Given task — Out of the lines below, please list those that hold the string "this".

start Provided records

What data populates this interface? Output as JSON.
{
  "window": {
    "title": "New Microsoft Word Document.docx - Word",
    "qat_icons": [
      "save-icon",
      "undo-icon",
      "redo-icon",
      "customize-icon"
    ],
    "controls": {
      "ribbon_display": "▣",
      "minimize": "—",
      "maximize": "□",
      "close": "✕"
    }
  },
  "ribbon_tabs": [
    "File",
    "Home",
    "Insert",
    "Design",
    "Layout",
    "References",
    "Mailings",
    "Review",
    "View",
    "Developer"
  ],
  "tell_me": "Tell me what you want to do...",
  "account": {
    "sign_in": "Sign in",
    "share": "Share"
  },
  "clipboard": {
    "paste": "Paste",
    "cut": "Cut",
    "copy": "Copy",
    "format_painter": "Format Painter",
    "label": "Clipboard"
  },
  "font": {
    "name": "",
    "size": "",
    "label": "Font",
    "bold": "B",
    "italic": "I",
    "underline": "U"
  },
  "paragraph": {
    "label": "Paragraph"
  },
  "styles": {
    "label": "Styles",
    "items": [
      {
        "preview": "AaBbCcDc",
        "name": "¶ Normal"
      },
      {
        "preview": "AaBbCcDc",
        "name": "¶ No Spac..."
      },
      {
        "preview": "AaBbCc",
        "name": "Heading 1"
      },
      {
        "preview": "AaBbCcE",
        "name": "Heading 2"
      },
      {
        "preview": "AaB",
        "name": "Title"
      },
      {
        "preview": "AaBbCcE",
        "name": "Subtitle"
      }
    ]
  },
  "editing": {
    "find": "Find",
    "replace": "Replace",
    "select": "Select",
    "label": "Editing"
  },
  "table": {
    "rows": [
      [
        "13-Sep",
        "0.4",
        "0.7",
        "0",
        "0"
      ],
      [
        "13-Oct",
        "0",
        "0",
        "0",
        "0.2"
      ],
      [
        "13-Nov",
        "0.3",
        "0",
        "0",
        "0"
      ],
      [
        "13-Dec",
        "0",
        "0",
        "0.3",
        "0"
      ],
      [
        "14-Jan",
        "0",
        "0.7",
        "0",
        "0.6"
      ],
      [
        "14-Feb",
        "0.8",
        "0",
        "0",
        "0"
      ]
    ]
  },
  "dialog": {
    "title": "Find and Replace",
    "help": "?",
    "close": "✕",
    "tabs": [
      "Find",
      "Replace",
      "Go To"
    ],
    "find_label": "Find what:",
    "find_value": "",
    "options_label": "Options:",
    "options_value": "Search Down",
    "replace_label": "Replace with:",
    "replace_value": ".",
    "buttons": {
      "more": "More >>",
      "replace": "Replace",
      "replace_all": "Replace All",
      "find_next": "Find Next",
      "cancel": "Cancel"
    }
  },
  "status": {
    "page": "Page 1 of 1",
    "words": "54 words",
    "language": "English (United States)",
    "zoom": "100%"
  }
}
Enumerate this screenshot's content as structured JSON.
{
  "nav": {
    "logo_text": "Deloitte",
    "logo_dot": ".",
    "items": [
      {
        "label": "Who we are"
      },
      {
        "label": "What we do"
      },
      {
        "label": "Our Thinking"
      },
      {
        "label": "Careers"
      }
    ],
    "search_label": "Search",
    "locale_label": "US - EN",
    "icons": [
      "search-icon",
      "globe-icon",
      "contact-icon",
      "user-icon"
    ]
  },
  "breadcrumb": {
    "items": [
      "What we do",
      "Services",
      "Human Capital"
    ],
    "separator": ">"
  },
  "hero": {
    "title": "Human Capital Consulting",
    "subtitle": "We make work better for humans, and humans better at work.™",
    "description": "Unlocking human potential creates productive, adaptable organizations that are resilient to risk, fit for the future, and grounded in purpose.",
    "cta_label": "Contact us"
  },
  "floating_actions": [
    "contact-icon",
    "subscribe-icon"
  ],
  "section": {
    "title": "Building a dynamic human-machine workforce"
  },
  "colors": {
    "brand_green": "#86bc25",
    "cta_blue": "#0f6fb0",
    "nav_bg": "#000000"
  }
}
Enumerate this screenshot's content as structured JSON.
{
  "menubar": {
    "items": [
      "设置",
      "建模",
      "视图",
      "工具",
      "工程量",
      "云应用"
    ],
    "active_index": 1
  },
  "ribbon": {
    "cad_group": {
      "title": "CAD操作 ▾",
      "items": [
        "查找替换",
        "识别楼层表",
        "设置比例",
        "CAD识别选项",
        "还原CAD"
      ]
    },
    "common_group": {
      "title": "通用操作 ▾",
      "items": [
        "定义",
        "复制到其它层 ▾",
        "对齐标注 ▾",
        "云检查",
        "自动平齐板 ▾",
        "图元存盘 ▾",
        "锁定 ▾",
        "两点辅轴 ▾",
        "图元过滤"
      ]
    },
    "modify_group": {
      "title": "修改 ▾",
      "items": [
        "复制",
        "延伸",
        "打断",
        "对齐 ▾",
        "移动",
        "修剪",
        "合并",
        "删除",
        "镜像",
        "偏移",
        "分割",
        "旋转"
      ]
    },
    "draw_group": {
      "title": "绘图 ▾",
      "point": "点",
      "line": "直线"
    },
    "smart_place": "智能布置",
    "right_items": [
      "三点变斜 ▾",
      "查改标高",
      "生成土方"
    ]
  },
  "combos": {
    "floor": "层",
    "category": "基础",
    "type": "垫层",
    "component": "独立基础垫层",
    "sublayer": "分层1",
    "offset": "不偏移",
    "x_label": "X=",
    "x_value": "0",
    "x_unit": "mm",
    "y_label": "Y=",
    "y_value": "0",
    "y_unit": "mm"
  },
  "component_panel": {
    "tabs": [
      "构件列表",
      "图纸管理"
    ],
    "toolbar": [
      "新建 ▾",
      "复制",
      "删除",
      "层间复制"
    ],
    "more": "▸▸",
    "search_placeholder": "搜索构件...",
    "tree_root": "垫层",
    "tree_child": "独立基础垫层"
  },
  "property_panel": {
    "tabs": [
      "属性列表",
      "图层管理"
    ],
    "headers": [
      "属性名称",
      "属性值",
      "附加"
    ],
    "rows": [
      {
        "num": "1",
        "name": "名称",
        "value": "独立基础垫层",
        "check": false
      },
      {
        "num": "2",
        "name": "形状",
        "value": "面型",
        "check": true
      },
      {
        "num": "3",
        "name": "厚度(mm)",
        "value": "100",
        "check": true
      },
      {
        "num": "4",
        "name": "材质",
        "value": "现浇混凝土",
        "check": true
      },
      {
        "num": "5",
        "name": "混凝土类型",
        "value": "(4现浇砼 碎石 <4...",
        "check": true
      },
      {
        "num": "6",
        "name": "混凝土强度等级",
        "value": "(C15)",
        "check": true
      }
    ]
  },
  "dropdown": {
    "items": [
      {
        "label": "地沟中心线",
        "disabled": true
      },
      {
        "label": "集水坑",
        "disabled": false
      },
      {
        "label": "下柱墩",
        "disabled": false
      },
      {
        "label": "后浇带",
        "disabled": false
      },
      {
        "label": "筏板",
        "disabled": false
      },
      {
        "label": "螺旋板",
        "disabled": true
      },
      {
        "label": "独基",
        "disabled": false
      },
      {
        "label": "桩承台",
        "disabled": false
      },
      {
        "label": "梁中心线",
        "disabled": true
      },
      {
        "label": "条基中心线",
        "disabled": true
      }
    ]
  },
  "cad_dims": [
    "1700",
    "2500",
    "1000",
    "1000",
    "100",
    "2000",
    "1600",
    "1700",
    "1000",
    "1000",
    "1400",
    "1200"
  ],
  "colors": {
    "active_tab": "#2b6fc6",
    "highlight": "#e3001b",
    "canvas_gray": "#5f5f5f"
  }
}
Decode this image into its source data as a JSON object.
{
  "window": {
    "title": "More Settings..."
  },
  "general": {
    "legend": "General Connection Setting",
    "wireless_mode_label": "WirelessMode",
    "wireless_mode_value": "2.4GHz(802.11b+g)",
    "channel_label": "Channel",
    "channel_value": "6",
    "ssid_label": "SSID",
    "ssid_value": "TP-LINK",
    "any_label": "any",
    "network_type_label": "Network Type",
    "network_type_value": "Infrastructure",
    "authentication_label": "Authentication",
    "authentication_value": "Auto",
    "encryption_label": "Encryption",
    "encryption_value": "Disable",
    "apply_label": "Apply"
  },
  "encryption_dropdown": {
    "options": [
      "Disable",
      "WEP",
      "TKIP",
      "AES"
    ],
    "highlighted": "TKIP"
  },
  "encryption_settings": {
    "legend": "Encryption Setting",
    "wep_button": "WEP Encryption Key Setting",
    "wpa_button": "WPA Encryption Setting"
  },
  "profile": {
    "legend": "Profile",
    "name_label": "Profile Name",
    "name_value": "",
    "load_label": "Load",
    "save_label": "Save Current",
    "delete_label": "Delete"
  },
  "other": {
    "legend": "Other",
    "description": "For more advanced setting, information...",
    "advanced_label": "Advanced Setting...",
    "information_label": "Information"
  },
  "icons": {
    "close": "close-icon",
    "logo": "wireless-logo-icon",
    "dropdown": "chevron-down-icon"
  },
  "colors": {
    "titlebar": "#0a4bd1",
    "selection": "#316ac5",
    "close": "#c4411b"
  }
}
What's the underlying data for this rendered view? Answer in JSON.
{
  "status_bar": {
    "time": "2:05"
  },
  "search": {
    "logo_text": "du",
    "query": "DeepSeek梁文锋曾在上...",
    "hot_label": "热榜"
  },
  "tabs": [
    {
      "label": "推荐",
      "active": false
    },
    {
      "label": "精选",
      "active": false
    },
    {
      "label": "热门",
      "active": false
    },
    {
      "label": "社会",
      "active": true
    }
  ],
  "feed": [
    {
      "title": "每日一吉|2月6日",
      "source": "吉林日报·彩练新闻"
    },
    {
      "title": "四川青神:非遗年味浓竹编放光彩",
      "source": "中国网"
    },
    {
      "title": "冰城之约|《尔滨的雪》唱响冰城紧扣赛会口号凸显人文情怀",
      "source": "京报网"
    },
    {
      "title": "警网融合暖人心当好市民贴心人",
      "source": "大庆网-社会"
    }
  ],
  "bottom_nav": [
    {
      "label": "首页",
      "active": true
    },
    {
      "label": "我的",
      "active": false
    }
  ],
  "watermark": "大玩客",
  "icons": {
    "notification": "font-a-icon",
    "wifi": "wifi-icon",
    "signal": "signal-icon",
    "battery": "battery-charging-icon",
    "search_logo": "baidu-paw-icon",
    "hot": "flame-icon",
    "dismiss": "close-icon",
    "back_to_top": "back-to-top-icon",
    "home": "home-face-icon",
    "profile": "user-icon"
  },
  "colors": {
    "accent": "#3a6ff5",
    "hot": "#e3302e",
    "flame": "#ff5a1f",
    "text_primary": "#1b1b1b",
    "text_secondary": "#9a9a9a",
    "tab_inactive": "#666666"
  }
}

end Provided records

Answer to the exercise —
What data populates this interface? Output as JSON.
Enumerate this screenshot's content as structured JSON.
Enumerate this screenshot's content as structured JSON.
Decode this image into its source data as a JSON object.
What's the underlying data for this rendered view? Answer in JSON.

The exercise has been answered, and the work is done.